*Work to be completed*: Exactly reproduce the lines that follow.

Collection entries
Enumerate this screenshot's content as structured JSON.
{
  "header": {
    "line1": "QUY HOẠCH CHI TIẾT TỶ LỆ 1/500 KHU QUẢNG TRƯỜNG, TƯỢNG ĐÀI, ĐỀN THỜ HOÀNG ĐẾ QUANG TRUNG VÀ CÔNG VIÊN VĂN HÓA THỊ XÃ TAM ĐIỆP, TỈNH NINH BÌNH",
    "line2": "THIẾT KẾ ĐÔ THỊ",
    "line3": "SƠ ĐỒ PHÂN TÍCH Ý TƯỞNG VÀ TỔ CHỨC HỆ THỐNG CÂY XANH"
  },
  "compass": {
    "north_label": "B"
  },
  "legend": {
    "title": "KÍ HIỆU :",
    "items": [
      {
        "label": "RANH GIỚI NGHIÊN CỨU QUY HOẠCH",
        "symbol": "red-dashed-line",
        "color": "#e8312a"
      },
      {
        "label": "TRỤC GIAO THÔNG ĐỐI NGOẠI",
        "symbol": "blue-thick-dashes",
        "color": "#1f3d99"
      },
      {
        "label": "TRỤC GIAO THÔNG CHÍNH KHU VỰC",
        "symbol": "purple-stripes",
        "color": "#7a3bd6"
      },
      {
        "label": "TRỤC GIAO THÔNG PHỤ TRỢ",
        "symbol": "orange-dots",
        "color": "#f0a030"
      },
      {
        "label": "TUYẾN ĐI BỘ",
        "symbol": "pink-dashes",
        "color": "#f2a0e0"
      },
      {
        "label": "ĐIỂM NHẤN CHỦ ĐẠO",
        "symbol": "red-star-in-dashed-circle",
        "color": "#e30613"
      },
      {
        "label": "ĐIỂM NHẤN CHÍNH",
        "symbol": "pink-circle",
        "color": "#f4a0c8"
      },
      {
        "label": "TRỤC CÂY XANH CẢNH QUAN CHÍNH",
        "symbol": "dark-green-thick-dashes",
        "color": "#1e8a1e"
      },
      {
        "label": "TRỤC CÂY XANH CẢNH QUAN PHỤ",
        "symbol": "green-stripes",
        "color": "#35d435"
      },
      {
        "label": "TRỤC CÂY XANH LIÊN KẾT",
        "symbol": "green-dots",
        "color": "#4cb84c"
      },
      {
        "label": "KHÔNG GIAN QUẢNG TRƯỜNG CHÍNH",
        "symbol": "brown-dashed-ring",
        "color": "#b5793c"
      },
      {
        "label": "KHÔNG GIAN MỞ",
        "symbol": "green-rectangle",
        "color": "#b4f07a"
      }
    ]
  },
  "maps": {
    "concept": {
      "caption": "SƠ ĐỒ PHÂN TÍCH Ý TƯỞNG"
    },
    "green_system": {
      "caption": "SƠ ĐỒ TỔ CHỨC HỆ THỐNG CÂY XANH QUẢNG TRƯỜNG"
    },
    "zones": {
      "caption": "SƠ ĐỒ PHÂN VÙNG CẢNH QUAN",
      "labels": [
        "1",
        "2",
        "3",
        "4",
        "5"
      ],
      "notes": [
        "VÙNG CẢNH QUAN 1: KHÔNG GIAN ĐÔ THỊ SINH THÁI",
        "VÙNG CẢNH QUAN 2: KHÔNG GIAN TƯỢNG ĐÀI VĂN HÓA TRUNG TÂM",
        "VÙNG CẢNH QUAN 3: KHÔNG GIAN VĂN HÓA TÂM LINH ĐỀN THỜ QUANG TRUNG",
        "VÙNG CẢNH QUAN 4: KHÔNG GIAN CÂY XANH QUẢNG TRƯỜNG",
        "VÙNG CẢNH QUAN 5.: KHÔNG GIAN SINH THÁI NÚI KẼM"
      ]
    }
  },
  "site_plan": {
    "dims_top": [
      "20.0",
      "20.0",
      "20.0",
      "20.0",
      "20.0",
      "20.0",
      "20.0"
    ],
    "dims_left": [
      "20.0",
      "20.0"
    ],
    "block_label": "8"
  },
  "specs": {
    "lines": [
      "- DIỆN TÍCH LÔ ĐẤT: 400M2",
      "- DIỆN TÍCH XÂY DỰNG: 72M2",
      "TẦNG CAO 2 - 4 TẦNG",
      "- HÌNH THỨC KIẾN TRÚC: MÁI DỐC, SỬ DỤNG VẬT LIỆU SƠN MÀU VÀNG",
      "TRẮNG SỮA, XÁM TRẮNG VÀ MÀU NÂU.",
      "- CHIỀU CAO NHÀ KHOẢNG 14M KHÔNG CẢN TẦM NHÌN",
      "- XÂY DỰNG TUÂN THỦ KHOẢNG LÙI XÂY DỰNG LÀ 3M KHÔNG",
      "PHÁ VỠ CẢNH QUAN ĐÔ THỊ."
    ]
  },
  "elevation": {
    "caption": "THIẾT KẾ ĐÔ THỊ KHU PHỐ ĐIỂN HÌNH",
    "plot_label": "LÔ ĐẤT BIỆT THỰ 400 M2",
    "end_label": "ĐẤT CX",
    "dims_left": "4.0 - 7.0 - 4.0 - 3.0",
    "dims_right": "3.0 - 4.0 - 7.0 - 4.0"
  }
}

*Correct result*:
Enumerate this screenshot's content as structured JSON.
{
  "header": {
    "line1": "QUY HOẠCH CHI TIẾT TỶ LỆ 1/500 KHU QUẢNG TRƯỜNG, TƯỢNG ĐÀI, ĐỀN THỜ HOÀNG ĐẾ QUANG TRUNG VÀ CÔNG VIÊN VĂN HÓA THỊ XÃ TAM ĐIỆP, TỈNH NINH BÌNH",
    "line2": "THIẾT KẾ ĐÔ THỊ",
    "line3": "SƠ ĐỒ PHÂN TÍCH Ý TƯỞNG VÀ TỔ CHỨC HỆ THỐNG CÂY XANH"
  },
  "compass": {
    "north_label": "B"
  },
  "legend": {
    "title": "KÍ HIỆU :",
    "items": [
      {
        "label": "RANH GIỚI NGHIÊN CỨU QUY HOẠCH",
        "symbol": "red-dashed-line",
        "color": "#e8312a"
      },
      {
        "label": "TRỤC GIAO THÔNG ĐỐI NGOẠI",
        "symbol": "blue-thick-dashes",
        "color": "#1f3d99"
      },
      {
        "label": "TRỤC GIAO THÔNG CHÍNH KHU VỰC",
        "symbol": "purple-stripes",
        "color": "#7a3bd6"
      },
      {
        "label": "TRỤC GIAO THÔNG PHỤ TRỢ",
        "symbol": "orange-dots",
        "color": "#f0a030"
      },
      {
        "label": "TUYẾN ĐI BỘ",
        "symbol": "pink-dashes",
        "color": "#f2a0e0"
      },
      {
        "label": "ĐIỂM NHẤN CHỦ ĐẠO",
        "symbol": "red-star-in-dashed-circle",
        "color": "#e30613"
      },
      {
        "label": "ĐIỂM NHẤN CHÍNH",
        "symbol": "pink-circle",
        "color": "#f4a0c8"
      },
      {
        "label": "TRỤC CÂY XANH CẢNH QUAN CHÍNH",
        "symbol": "dark-green-thick-dashes",
        "color": "#1e8a1e"
      },
      {
        "label": "TRỤC CÂY XANH CẢNH QUAN PHỤ",
        "symbol": "green-stripes",
        "color": "#35d435"
      },
      {
        "label": "TRỤC CÂY XANH LIÊN KẾT",
        "symbol": "green-dots",
        "color": "#4cb84c"
      },
      {
        "label": "KHÔNG GIAN QUẢNG TRƯỜNG CHÍNH",
        "symbol": "brown-dashed-ring",
        "color": "#b5793c"
      },
      {
        "label": "KHÔNG GIAN MỞ",
        "symbol": "green-rectangle",
        "color": "#b4f07a"
      }
    ]
  },
  "maps": {
    "concept": {
      "caption": "SƠ ĐỒ PHÂN TÍCH Ý TƯỞNG"
    },
    "green_system": {
      "caption": "SƠ ĐỒ TỔ CHỨC HỆ THỐNG CÂY XANH QUẢNG TRƯỜNG"
    },
    "zones": {
      "caption": "SƠ ĐỒ PHÂN VÙNG CẢNH QUAN",
      "labels": [
        "1",
        "2",
        "3",
        "4",
        "5"
      ],
      "notes": [
        "VÙNG CẢNH QUAN 1: KHÔNG GIAN ĐÔ THỊ SINH THÁI",
        "VÙNG CẢNH QUAN 2: KHÔNG GIAN TƯỢNG ĐÀI VĂN HÓA TRUNG TÂM",
        "VÙNG CẢNH QUAN 3: KHÔNG GIAN VĂN HÓA TÂM LINH ĐỀN THỜ QUANG TRUNG",
        "VÙNG CẢNH QUAN 4: KHÔNG GIAN CÂY XANH QUẢNG TRƯỜNG",
        "VÙNG CẢNH QUAN 5.: KHÔNG GIAN SINH THÁI NÚI KẼM"
      ]
    }
  },
  "site_plan": {
    "dims_top": [
      "20.0",
      "20.0",
      "20.0",
      "20.0",
      "20.0",
      "20.0",
      "20.0"
    ],
    "dims_left": [
      "20.0",
      "20.0"
    ],
    "block_label": "8"
  },
  "specs": {
    "lines": [
      "- DIỆN TÍCH LÔ ĐẤT: 400M2",
      "- DIỆN TÍCH XÂY DỰNG: 72M2",
      "TẦNG CAO 2 - 4 TẦNG",
      "- HÌNH THỨC KIẾN TRÚC: MÁI DỐC, SỬ DỤNG VẬT LIỆU SƠN MÀU VÀNG",
      "TRẮNG SỮA, XÁM TRẮNG VÀ MÀU NÂU.",
      "- CHIỀU CAO NHÀ KHOẢNG 14M KHÔNG CẢN TẦM NHÌN",
      "- XÂY DỰNG TUÂN THỦ KHOẢNG LÙI XÂY DỰNG LÀ 3M KHÔNG",
      "PHÁ VỠ CẢNH QUAN ĐÔ THỊ."
    ]
  },
  "elevation": {
    "caption": "THIẾT KẾ ĐÔ THỊ KHU PHỐ ĐIỂN HÌNH",
    "plot_label": "LÔ ĐẤT BIỆT THỰ 400 M2",
    "end_label": "ĐẤT CX",
    "dims_left": "4.0 - 7.0 - 4.0 - 3.0",
    "dims_right": "3.0 - 4.0 - 7.0 - 4.0"
  }
}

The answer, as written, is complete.